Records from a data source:
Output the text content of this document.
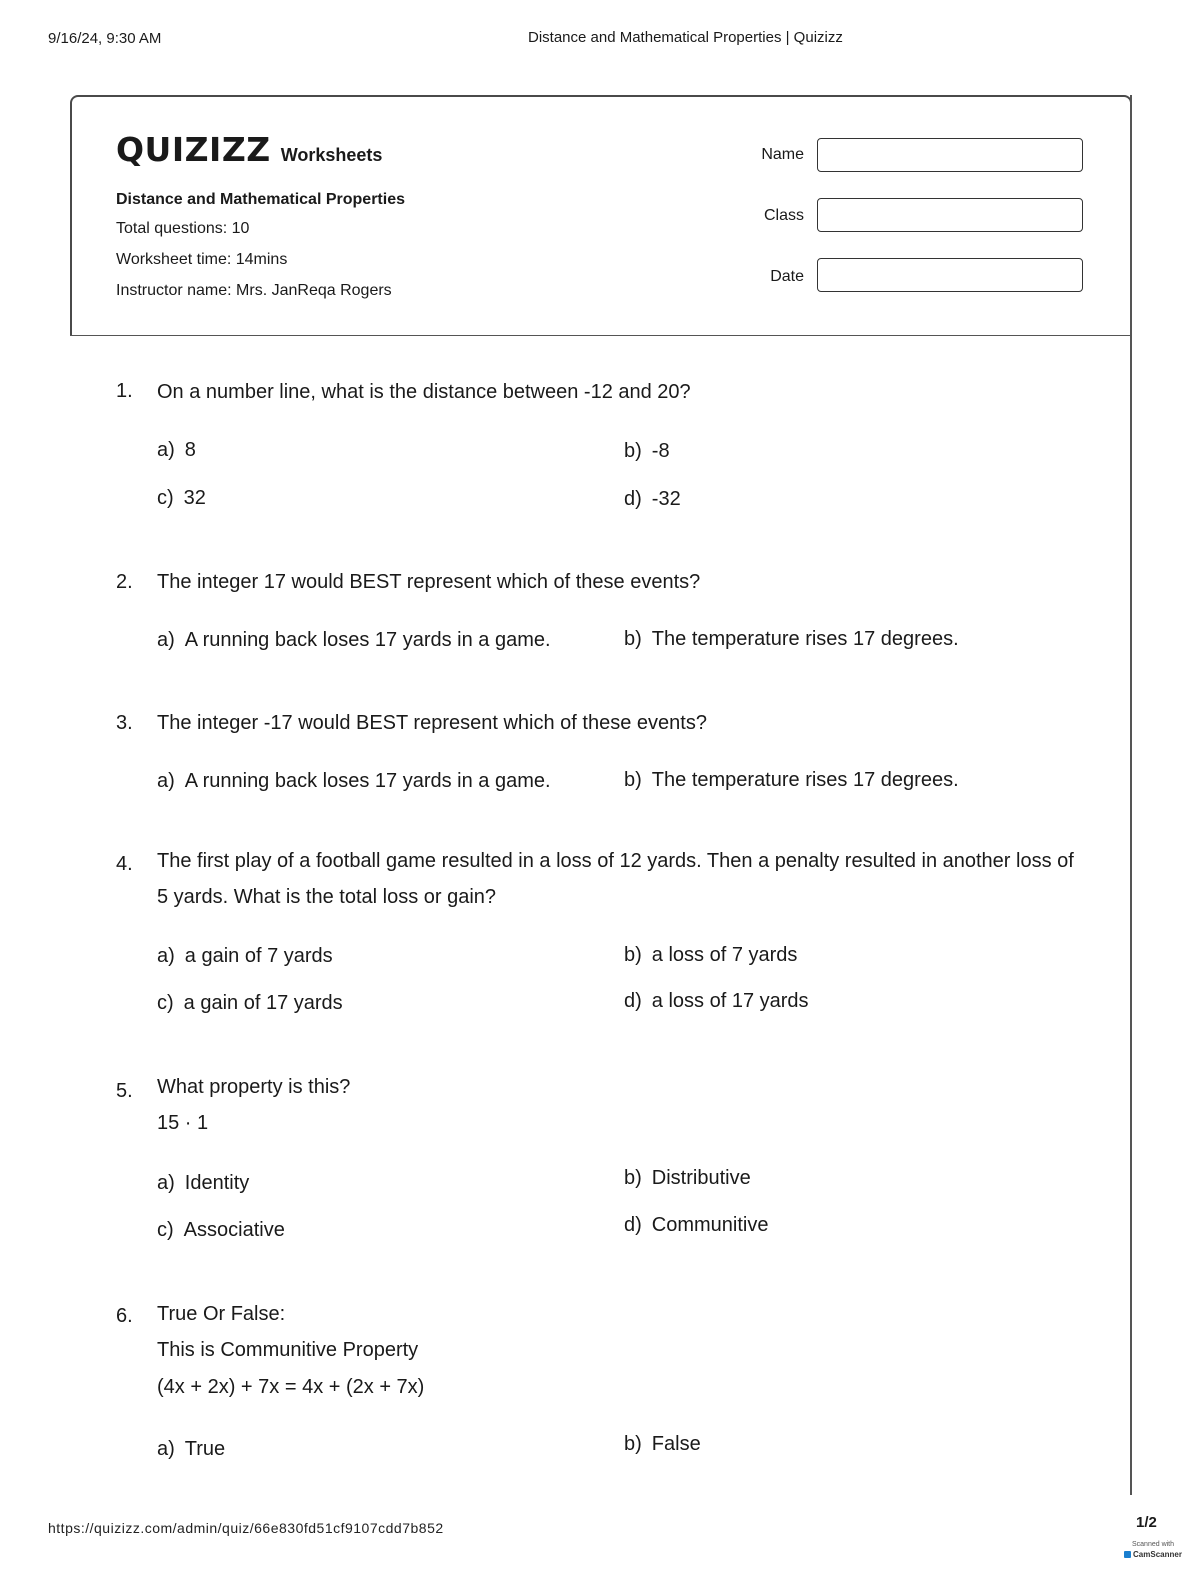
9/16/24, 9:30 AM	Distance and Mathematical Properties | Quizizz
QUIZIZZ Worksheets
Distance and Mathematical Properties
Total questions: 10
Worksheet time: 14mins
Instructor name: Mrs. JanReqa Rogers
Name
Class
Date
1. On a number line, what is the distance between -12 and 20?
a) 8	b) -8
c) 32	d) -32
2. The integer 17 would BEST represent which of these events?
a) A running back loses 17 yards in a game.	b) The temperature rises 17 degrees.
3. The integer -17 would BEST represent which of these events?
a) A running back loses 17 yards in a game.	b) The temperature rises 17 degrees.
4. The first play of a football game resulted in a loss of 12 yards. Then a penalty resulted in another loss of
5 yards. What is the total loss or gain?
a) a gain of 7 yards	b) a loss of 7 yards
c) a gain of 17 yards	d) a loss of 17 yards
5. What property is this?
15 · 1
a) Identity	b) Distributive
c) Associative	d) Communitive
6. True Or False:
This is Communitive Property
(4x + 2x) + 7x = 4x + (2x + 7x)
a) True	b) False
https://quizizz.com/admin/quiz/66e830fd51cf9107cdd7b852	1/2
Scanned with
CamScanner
* * *
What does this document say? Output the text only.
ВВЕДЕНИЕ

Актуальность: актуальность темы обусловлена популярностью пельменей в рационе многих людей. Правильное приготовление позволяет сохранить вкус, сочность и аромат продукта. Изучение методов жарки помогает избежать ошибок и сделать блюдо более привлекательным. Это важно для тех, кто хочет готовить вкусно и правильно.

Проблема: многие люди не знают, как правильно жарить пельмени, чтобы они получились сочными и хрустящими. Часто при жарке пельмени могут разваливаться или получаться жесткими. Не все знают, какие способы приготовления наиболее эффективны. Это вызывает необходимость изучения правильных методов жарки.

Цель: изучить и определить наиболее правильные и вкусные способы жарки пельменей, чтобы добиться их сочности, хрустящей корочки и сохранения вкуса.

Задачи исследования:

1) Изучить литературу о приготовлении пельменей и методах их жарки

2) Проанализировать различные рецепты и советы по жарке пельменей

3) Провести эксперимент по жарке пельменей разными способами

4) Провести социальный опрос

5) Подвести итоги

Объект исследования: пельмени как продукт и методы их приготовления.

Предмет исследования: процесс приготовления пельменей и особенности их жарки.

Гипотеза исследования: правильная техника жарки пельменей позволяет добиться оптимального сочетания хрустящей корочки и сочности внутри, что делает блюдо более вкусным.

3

**WRITTEN REQUEST**
Pull every line containing the word "Properties" out of the entries above.

**EXERCISE SOLUTION**
9/16/24, 9:30 AM	Distance and Mathematical Properties | Quizizz
Distance and Mathematical Properties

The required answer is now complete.